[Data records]

==================================================

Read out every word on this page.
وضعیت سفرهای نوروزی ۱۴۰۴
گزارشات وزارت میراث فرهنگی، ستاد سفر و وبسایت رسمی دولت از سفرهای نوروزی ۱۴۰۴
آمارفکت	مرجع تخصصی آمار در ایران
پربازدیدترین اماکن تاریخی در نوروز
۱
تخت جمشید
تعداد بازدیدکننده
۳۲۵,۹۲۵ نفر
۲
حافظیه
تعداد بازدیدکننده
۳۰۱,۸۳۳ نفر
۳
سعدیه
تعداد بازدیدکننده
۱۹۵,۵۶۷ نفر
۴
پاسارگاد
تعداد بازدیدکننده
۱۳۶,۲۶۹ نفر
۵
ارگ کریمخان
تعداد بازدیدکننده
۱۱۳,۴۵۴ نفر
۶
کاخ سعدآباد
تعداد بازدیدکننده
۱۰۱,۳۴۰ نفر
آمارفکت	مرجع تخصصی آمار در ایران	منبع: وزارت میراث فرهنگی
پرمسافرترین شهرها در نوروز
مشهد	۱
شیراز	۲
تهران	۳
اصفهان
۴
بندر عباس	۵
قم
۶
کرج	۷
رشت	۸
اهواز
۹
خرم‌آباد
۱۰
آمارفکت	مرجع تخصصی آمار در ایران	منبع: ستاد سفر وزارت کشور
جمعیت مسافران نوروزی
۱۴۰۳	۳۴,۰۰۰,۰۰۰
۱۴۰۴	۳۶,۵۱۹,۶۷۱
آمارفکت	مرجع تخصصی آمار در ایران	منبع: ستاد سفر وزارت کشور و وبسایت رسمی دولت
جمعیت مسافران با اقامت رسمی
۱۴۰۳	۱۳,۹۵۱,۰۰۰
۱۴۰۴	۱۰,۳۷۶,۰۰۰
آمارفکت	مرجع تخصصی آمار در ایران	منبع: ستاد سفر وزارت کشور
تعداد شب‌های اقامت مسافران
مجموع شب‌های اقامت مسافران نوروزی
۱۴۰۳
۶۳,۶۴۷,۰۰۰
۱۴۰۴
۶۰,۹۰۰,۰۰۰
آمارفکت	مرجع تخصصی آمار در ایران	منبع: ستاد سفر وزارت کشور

==================================================

▶ **PROBLEM DETAILS**
Look through the data above. Copy every line with the string "وبسایت" in it.

▶ **FINAL ANSWER**
گزارشات وزارت میراث فرهنگی، ستاد سفر و وبسایت رسمی دولت از سفرهای نوروزی ۱۴۰۴
آمارفکت	مرجع تخصصی آمار در ایران	منبع: ستاد سفر وزارت کشور و وبسایت رسمی دولت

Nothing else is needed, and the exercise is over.